ENTRIES:
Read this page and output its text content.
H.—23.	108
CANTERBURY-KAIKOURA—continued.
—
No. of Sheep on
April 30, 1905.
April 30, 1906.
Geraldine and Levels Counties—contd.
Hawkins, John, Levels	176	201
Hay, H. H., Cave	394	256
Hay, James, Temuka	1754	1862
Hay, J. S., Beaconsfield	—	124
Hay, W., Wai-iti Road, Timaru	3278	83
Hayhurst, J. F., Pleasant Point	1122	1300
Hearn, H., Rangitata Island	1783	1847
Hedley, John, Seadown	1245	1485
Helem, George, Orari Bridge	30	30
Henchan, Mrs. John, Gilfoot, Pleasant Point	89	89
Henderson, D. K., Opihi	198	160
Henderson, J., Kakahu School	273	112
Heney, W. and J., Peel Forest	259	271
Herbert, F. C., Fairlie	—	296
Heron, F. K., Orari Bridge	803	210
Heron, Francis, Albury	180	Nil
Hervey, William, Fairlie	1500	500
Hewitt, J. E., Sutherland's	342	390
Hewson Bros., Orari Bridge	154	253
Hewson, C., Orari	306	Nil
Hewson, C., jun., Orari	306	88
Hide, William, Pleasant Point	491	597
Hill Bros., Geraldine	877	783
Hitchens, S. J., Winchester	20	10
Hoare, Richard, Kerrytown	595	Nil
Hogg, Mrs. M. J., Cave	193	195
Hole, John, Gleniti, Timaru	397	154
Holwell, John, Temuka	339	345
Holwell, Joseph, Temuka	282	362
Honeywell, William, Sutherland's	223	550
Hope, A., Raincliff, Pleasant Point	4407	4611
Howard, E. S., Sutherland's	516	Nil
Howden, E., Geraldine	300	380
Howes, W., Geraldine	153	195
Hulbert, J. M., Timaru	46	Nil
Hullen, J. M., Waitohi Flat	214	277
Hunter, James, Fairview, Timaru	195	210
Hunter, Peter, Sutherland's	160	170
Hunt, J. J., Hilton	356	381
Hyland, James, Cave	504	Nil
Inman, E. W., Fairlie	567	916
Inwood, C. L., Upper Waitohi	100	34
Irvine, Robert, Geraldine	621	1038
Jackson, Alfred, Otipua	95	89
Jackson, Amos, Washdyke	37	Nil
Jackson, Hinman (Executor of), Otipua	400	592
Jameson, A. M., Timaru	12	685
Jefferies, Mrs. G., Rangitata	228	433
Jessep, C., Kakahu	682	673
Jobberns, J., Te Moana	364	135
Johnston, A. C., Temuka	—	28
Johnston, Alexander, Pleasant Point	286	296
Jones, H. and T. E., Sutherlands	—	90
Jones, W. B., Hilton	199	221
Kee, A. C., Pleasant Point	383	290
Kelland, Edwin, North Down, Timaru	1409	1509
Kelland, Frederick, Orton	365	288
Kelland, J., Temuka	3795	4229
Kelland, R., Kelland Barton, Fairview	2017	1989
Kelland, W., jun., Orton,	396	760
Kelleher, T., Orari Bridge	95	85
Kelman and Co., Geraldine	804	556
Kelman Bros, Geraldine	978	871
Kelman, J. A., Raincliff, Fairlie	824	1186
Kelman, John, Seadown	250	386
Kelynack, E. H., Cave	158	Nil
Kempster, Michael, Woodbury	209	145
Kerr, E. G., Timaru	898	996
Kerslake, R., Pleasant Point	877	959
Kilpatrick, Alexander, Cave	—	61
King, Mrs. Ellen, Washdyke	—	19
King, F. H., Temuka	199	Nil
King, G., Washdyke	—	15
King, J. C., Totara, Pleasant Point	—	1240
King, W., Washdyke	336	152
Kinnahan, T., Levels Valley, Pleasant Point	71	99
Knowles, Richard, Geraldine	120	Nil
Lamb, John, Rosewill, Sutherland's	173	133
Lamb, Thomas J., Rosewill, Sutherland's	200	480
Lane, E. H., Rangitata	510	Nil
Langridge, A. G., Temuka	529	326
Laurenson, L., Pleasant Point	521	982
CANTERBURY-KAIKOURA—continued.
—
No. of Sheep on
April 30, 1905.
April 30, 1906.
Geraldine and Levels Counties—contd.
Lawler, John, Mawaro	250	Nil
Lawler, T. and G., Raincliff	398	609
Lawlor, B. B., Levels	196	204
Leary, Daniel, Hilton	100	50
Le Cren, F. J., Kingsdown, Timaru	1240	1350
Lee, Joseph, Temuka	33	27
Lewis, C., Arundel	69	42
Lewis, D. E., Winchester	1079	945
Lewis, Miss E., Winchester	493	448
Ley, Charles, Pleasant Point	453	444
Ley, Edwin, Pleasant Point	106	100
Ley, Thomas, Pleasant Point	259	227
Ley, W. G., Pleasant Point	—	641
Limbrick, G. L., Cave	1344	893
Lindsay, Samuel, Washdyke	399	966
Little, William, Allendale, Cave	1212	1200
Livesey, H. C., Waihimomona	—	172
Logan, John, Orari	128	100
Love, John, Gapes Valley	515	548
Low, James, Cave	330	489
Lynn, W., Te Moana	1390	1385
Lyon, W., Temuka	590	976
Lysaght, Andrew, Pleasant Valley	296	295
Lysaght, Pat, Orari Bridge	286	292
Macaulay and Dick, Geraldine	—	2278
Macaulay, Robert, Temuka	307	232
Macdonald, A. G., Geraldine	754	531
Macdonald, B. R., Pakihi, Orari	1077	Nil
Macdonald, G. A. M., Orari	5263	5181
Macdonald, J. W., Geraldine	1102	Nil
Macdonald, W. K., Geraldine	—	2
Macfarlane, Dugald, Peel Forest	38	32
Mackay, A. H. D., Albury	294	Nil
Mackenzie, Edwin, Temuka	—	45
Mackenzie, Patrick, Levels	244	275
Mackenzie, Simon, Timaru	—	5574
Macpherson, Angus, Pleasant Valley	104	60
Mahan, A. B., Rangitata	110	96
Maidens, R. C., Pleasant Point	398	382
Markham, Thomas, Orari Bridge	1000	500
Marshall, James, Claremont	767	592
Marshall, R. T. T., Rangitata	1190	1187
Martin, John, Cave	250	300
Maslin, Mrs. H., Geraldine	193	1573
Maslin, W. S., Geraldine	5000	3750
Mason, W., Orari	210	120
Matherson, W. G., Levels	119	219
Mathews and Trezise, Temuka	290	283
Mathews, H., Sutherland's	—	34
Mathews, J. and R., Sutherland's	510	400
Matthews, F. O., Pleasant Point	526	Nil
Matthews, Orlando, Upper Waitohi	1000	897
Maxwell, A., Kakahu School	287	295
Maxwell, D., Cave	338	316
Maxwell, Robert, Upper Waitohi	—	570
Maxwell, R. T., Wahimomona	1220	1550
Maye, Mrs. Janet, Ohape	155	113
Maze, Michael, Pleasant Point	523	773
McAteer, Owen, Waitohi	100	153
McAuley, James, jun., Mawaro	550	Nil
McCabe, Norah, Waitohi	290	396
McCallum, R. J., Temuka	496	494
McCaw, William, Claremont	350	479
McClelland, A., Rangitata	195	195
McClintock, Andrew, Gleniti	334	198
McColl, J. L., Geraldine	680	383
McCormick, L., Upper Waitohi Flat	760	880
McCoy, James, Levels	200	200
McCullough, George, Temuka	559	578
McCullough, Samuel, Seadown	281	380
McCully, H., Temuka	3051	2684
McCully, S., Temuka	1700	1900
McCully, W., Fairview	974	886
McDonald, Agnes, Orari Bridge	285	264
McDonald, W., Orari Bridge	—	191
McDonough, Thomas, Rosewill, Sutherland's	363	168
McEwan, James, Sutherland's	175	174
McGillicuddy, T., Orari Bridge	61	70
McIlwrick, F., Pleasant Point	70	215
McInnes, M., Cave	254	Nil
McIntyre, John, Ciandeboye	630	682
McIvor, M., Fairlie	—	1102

PROBLEM TO WORK ON:
Write the material out again in its entirety, exactly as shown.

REPLY TO THE TASK:
Read this page and output its text content.
H.—23.	108
CANTERBURY-KAIKOURA—continued.
—
No. of Sheep on
April 30, 1905.
April 30, 1906.
Geraldine and Levels Counties—contd.
Hawkins, John, Levels	176	201
Hay, H. H., Cave	394	256
Hay, James, Temuka	1754	1862
Hay, J. S., Beaconsfield	—	124
Hay, W., Wai-iti Road, Timaru	3278	83
Hayhurst, J. F., Pleasant Point	1122	1300
Hearn, H., Rangitata Island	1783	1847
Hedley, John, Seadown	1245	1485
Helem, George, Orari Bridge	30	30
Henchan, Mrs. John, Gilfoot, Pleasant Point	89	89
Henderson, D. K., Opihi	198	160
Henderson, J., Kakahu School	273	112
Heney, W. and J., Peel Forest	259	271
Herbert, F. C., Fairlie	—	296
Heron, F. K., Orari Bridge	803	210
Heron, Francis, Albury	180	Nil
Hervey, William, Fairlie	1500	500
Hewitt, J. E., Sutherland's	342	390
Hewson Bros., Orari Bridge	154	253
Hewson, C., Orari	306	Nil
Hewson, C., jun., Orari	306	88
Hide, William, Pleasant Point	491	597
Hill Bros., Geraldine	877	783
Hitchens, S. J., Winchester	20	10
Hoare, Richard, Kerrytown	595	Nil
Hogg, Mrs. M. J., Cave	193	195
Hole, John, Gleniti, Timaru	397	154
Holwell, John, Temuka	339	345
Holwell, Joseph, Temuka	282	362
Honeywell, William, Sutherland's	223	550
Hope, A., Raincliff, Pleasant Point	4407	4611
Howard, E. S., Sutherland's	516	Nil
Howden, E., Geraldine	300	380
Howes, W., Geraldine	153	195
Hulbert, J. M., Timaru	46	Nil
Hullen, J. M., Waitohi Flat	214	277
Hunter, James, Fairview, Timaru	195	210
Hunter, Peter, Sutherland's	160	170
Hunt, J. J., Hilton	356	381
Hyland, James, Cave	504	Nil
Inman, E. W., Fairlie	567	916
Inwood, C. L., Upper Waitohi	100	34
Irvine, Robert, Geraldine	621	1038
Jackson, Alfred, Otipua	95	89
Jackson, Amos, Washdyke	37	Nil
Jackson, Hinman (Executor of), Otipua	400	592
Jameson, A. M., Timaru	12	685
Jefferies, Mrs. G., Rangitata	228	433
Jessep, C., Kakahu	682	673
Jobberns, J., Te Moana	364	135
Johnston, A. C., Temuka	—	28
Johnston, Alexander, Pleasant Point	286	296
Jones, H. and T. E., Sutherlands	—	90
Jones, W. B., Hilton	199	221
Kee, A. C., Pleasant Point	383	290
Kelland, Edwin, North Down, Timaru	1409	1509
Kelland, Frederick, Orton	365	288
Kelland, J., Temuka	3795	4229
Kelland, R., Kelland Barton, Fairview	2017	1989
Kelland, W., jun., Orton,	396	760
Kelleher, T., Orari Bridge	95	85
Kelman and Co., Geraldine	804	556
Kelman Bros, Geraldine	978	871
Kelman, J. A., Raincliff, Fairlie	824	1186
Kelman, John, Seadown	250	386
Kelynack, E. H., Cave	158	Nil
Kempster, Michael, Woodbury	209	145
Kerr, E. G., Timaru	898	996
Kerslake, R., Pleasant Point	877	959
Kilpatrick, Alexander, Cave	—	61
King, Mrs. Ellen, Washdyke	—	19
King, F. H., Temuka	199	Nil
King, G., Washdyke	—	15
King, J. C., Totara, Pleasant Point	—	1240
King, W., Washdyke	336	152
Kinnahan, T., Levels Valley, Pleasant Point	71	99
Knowles, Richard, Geraldine	120	Nil
Lamb, John, Rosewill, Sutherland's	173	133
Lamb, Thomas J., Rosewill, Sutherland's	200	480
Lane, E. H., Rangitata	510	Nil
Langridge, A. G., Temuka	529	326
Laurenson, L., Pleasant Point	521	982
CANTERBURY-KAIKOURA—continued.
—
No. of Sheep on
April 30, 1905.
April 30, 1906.
Geraldine and Levels Counties—contd.
Lawler, John, Mawaro	250	Nil
Lawler, T. and G., Raincliff	398	609
Lawlor, B. B., Levels	196	204
Leary, Daniel, Hilton	100	50
Le Cren, F. J., Kingsdown, Timaru	1240	1350
Lee, Joseph, Temuka	33	27
Lewis, C., Arundel	69	42
Lewis, D. E., Winchester	1079	945
Lewis, Miss E., Winchester	493	448
Ley, Charles, Pleasant Point	453	444
Ley, Edwin, Pleasant Point	106	100
Ley, Thomas, Pleasant Point	259	227
Ley, W. G., Pleasant Point	—	641
Limbrick, G. L., Cave	1344	893
Lindsay, Samuel, Washdyke	399	966
Little, William, Allendale, Cave	1212	1200
Livesey, H. C., Waihimomona	—	172
Logan, John, Orari	128	100
Love, John, Gapes Valley	515	548
Low, James, Cave	330	489
Lynn, W., Te Moana	1390	1385
Lyon, W., Temuka	590	976
Lysaght, Andrew, Pleasant Valley	296	295
Lysaght, Pat, Orari Bridge	286	292
Macaulay and Dick, Geraldine	—	2278
Macaulay, Robert, Temuka	307	232
Macdonald, A. G., Geraldine	754	531
Macdonald, B. R., Pakihi, Orari	1077	Nil
Macdonald, G. A. M., Orari	5263	5181
Macdonald, J. W., Geraldine	1102	Nil
Macdonald, W. K., Geraldine	—	2
Macfarlane, Dugald, Peel Forest	38	32
Mackay, A. H. D., Albury	294	Nil
Mackenzie, Edwin, Temuka	—	45
Mackenzie, Patrick, Levels	244	275
Mackenzie, Simon, Timaru	—	5574
Macpherson, Angus, Pleasant Valley	104	60
Mahan, A. B., Rangitata	110	96
Maidens, R. C., Pleasant Point	398	382
Markham, Thomas, Orari Bridge	1000	500
Marshall, James, Claremont	767	592
Marshall, R. T. T., Rangitata	1190	1187
Martin, John, Cave	250	300
Maslin, Mrs. H., Geraldine	193	1573
Maslin, W. S., Geraldine	5000	3750
Mason, W., Orari	210	120
Matherson, W. G., Levels	119	219
Mathews and Trezise, Temuka	290	283
Mathews, H., Sutherland's	—	34
Mathews, J. and R., Sutherland's	510	400
Matthews, F. O., Pleasant Point	526	Nil
Matthews, Orlando, Upper Waitohi	1000	897
Maxwell, A., Kakahu School	287	295
Maxwell, D., Cave	338	316
Maxwell, Robert, Upper Waitohi	—	570
Maxwell, R. T., Wahimomona	1220	1550
Maye, Mrs. Janet, Ohape	155	113
Maze, Michael, Pleasant Point	523	773
McAteer, Owen, Waitohi	100	153
McAuley, James, jun., Mawaro	550	Nil
McCabe, Norah, Waitohi	290	396
McCallum, R. J., Temuka	496	494
McCaw, William, Claremont	350	479
McClelland, A., Rangitata	195	195
McClintock, Andrew, Gleniti	334	198
McColl, J. L., Geraldine	680	383
McCormick, L., Upper Waitohi Flat	760	880
McCoy, James, Levels	200	200
McCullough, George, Temuka	559	578
McCullough, Samuel, Seadown	281	380
McCully, H., Temuka	3051	2684
McCully, S., Temuka	1700	1900
McCully, W., Fairview	974	886
McDonald, Agnes, Orari Bridge	285	264
McDonald, W., Orari Bridge	—	191
McDonough, Thomas, Rosewill, Sutherland's	363	168
McEwan, James, Sutherland's	175	174
McGillicuddy, T., Orari Bridge	61	70
McIlwrick, F., Pleasant Point	70	215
McInnes, M., Cave	254	Nil
McIntyre, John, Ciandeboye	630	682
McIvor, M., Fairlie	—	1102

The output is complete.